#### Task data ####

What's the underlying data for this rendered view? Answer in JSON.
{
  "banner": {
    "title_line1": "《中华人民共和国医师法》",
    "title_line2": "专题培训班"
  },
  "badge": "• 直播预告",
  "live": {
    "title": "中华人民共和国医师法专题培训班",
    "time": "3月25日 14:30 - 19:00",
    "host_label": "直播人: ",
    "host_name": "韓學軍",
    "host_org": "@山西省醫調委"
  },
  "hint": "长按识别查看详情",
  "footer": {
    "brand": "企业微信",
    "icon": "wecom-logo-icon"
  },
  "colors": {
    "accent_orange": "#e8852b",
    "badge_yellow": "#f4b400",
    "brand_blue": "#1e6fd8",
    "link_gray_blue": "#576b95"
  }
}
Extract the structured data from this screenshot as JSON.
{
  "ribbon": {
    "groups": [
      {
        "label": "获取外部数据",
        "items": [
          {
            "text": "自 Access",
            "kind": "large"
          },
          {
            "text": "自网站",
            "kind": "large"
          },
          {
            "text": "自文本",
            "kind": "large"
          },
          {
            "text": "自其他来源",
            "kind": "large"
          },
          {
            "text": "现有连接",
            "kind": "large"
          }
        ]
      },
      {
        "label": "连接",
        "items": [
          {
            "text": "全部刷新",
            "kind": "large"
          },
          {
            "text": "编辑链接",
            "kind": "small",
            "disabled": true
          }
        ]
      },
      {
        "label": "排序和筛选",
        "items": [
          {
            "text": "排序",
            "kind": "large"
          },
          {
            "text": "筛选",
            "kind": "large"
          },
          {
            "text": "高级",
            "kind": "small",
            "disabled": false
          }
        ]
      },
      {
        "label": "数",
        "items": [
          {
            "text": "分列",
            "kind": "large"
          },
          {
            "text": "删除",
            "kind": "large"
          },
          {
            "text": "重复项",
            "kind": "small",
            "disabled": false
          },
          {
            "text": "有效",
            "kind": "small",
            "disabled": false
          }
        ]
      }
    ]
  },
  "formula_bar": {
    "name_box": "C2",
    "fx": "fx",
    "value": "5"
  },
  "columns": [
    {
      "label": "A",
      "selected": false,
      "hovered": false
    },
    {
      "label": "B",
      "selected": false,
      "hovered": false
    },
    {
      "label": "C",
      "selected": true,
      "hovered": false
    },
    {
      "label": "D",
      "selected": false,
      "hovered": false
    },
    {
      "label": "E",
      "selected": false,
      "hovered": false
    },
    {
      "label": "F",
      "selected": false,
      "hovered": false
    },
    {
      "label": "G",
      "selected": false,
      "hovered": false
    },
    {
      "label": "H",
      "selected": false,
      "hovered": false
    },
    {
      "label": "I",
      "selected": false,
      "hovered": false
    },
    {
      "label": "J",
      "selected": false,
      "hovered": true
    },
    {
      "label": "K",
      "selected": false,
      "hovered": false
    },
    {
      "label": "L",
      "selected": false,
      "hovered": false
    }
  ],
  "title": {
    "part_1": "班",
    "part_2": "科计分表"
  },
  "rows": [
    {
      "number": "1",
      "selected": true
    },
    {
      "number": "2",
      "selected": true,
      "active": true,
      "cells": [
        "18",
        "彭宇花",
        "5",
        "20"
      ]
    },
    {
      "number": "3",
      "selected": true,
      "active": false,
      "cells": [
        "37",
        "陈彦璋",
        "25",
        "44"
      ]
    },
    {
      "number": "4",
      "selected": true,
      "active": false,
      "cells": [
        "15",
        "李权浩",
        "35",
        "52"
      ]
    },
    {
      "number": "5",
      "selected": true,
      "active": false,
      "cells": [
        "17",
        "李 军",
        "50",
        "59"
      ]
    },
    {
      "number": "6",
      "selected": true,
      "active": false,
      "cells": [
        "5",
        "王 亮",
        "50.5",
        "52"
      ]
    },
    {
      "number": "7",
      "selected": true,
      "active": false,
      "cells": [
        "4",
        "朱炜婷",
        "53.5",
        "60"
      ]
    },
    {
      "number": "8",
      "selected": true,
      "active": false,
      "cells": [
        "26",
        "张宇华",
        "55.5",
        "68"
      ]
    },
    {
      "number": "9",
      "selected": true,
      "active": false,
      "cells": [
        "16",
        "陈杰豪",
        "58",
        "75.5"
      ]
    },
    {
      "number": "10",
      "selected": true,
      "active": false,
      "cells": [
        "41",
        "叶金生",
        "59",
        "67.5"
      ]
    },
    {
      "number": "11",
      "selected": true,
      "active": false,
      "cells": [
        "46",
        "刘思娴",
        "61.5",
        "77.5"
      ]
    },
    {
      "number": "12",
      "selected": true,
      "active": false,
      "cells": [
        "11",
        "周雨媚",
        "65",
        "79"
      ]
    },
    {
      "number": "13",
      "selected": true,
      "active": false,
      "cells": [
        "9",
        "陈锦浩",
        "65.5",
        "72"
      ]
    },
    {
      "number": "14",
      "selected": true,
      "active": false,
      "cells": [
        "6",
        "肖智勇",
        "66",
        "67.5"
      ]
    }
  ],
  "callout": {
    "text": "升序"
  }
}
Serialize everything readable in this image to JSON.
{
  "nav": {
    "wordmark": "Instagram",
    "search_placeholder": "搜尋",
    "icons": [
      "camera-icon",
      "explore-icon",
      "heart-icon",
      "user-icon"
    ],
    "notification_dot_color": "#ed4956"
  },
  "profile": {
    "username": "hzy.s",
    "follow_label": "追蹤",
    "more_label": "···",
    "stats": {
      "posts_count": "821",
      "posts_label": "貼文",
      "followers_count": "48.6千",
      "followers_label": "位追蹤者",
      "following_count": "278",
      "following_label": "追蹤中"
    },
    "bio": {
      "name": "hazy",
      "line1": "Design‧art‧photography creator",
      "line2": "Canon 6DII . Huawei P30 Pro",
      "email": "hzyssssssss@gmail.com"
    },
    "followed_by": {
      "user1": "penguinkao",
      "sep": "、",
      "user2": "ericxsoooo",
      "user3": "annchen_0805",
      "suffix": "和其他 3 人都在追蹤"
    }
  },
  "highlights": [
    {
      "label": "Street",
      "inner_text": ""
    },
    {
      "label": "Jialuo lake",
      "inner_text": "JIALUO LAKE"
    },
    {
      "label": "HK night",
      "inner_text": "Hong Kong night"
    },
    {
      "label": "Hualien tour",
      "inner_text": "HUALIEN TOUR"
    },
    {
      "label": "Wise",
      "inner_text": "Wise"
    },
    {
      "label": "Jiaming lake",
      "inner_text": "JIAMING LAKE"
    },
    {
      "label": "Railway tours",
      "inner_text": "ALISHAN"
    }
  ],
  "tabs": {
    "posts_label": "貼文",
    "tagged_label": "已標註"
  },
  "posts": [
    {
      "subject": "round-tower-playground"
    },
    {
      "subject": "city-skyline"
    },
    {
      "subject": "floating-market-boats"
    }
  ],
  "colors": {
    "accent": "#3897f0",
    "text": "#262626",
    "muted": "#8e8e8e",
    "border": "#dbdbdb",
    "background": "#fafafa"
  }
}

####

Exercise directions. Extract all of the data above without altering anything.

Task solution.
What's the underlying data for this rendered view? Answer in JSON.
{
  "banner": {
    "title_line1": "《中华人民共和国医师法》",
    "title_line2": "专题培训班"
  },
  "badge": "• 直播预告",
  "live": {
    "title": "中华人民共和国医师法专题培训班",
    "time": "3月25日 14:30 - 19:00",
    "host_label": "直播人: ",
    "host_name": "韓學軍",
    "host_org": "@山西省醫調委"
  },
  "hint": "长按识别查看详情",
  "footer": {
    "brand": "企业微信",
    "icon": "wecom-logo-icon"
  },
  "colors": {
    "accent_orange": "#e8852b",
    "badge_yellow": "#f4b400",
    "brand_blue": "#1e6fd8",
    "link_gray_blue": "#576b95"
  }
}
Extract the structured data from this screenshot as JSON.
{
  "ribbon": {
    "groups": [
      {
        "label": "获取外部数据",
        "items": [
          {
            "text": "自 Access",
            "kind": "large"
          },
          {
            "text": "自网站",
            "kind": "large"
          },
          {
            "text": "自文本",
            "kind": "large"
          },
          {
            "text": "自其他来源",
            "kind": "large"
          },
          {
            "text": "现有连接",
            "kind": "large"
          }
        ]
      },
      {
        "label": "连接",
        "items": [
          {
            "text": "全部刷新",
            "kind": "large"
          },
          {
            "text": "编辑链接",
            "kind": "small",
            "disabled": true
          }
        ]
      },
      {
        "label": "排序和筛选",
        "items": [
          {
            "text": "排序",
            "kind": "large"
          },
          {
            "text": "筛选",
            "kind": "large"
          },
          {
            "text": "高级",
            "kind": "small",
            "disabled": false
          }
        ]
      },
      {
        "label": "数",
        "items": [
          {
            "text": "分列",
            "kind": "large"
          },
          {
            "text": "删除",
            "kind": "large"
          },
          {
            "text": "重复项",
            "kind": "small",
            "disabled": false
          },
          {
            "text": "有效",
            "kind": "small",
            "disabled": false
          }
        ]
      }
    ]
  },
  "formula_bar": {
    "name_box": "C2",
    "fx": "fx",
    "value": "5"
  },
  "columns": [
    {
      "label": "A",
      "selected": false,
      "hovered": false
    },
    {
      "label": "B",
      "selected": false,
      "hovered": false
    },
    {
      "label": "C",
      "selected": true,
      "hovered": false
    },
    {
      "label": "D",
      "selected": false,
      "hovered": false
    },
    {
      "label": "E",
      "selected": false,
      "hovered": false
    },
    {
      "label": "F",
      "selected": false,
      "hovered": false
    },
    {
      "label": "G",
      "selected": false,
      "hovered": false
    },
    {
      "label": "H",
      "selected": false,
      "hovered": false
    },
    {
      "label": "I",
      "selected": false,
      "hovered": false
    },
    {
      "label": "J",
      "selected": false,
      "hovered": true
    },
    {
      "label": "K",
      "selected": false,
      "hovered": false
    },
    {
      "label": "L",
      "selected": false,
      "hovered": false
    }
  ],
  "title": {
    "part_1": "班",
    "part_2": "科计分表"
  },
  "rows": [
    {
      "number": "1",
      "selected": true
    },
    {
      "number": "2",
      "selected": true,
      "active": true,
      "cells": [
        "18",
        "彭宇花",
        "5",
        "20"
      ]
    },
    {
      "number": "3",
      "selected": true,
      "active": false,
      "cells": [
        "37",
        "陈彦璋",
        "25",
        "44"
      ]
    },
    {
      "number": "4",
      "selected": true,
      "active": false,
      "cells": [
        "15",
        "李权浩",
        "35",
        "52"
      ]
    },
    {
      "number": "5",
      "selected": true,
      "active": false,
      "cells": [
        "17",
        "李 军",
        "50",
        "59"
      ]
    },
    {
      "number": "6",
      "selected": true,
      "active": false,
      "cells": [
        "5",
        "王 亮",
        "50.5",
        "52"
      ]
    },
    {
      "number": "7",
      "selected": true,
      "active": false,
      "cells": [
        "4",
        "朱炜婷",
        "53.5",
        "60"
      ]
    },
    {
      "number": "8",
      "selected": true,
      "active": false,
      "cells": [
        "26",
        "张宇华",
        "55.5",
        "68"
      ]
    },
    {
      "number": "9",
      "selected": true,
      "active": false,
      "cells": [
        "16",
        "陈杰豪",
        "58",
        "75.5"
      ]
    },
    {
      "number": "10",
      "selected": true,
      "active": false,
      "cells": [
        "41",
        "叶金生",
        "59",
        "67.5"
      ]
    },
    {
      "number": "11",
      "selected": true,
      "active": false,
      "cells": [
        "46",
        "刘思娴",
        "61.5",
        "77.5"
      ]
    },
    {
      "number": "12",
      "selected": true,
      "active": false,
      "cells": [
        "11",
        "周雨媚",
        "65",
        "79"
      ]
    },
    {
      "number": "13",
      "selected": true,
      "active": false,
      "cells": [
        "9",
        "陈锦浩",
        "65.5",
        "72"
      ]
    },
    {
      "number": "14",
      "selected": true,
      "active": false,
      "cells": [
        "6",
        "肖智勇",
        "66",
        "67.5"
      ]
    }
  ],
  "callout": {
    "text": "升序"
  }
}
Serialize everything readable in this image to JSON.
{
  "nav": {
    "wordmark": "Instagram",
    "search_placeholder": "搜尋",
    "icons": [
      "camera-icon",
      "explore-icon",
      "heart-icon",
      "user-icon"
    ],
    "notification_dot_color": "#ed4956"
  },
  "profile": {
    "username": "hzy.s",
    "follow_label": "追蹤",
    "more_label": "···",
    "stats": {
      "posts_count": "821",
      "posts_label": "貼文",
      "followers_count": "48.6千",
      "followers_label": "位追蹤者",
      "following_count": "278",
      "following_label": "追蹤中"
    },
    "bio": {
      "name": "hazy",
      "line1": "Design‧art‧photography creator",
      "line2": "Canon 6DII . Huawei P30 Pro",
      "email": "hzyssssssss@gmail.com"
    },
    "followed_by": {
      "user1": "penguinkao",
      "sep": "、",
      "user2": "ericxsoooo",
      "user3": "annchen_0805",
      "suffix": "和其他 3 人都在追蹤"
    }
  },
  "highlights": [
    {
      "label": "Street",
      "inner_text": ""
    },
    {
      "label": "Jialuo lake",
      "inner_text": "JIALUO LAKE"
    },
    {
      "label": "HK night",
      "inner_text": "Hong Kong night"
    },
    {
      "label": "Hualien tour",
      "inner_text": "HUALIEN TOUR"
    },
    {
      "label": "Wise",
      "inner_text": "Wise"
    },
    {
      "label": "Jiaming lake",
      "inner_text": "JIAMING LAKE"
    },
    {
      "label": "Railway tours",
      "inner_text": "ALISHAN"
    }
  ],
  "tabs": {
    "posts_label": "貼文",
    "tagged_label": "已標註"
  },
  "posts": [
    {
      "subject": "round-tower-playground"
    },
    {
      "subject": "city-skyline"
    },
    {
      "subject": "floating-market-boats"
    }
  ],
  "colors": {
    "accent": "#3897f0",
    "text": "#262626",
    "muted": "#8e8e8e",
    "border": "#dbdbdb",
    "background": "#fafafa"
  }
}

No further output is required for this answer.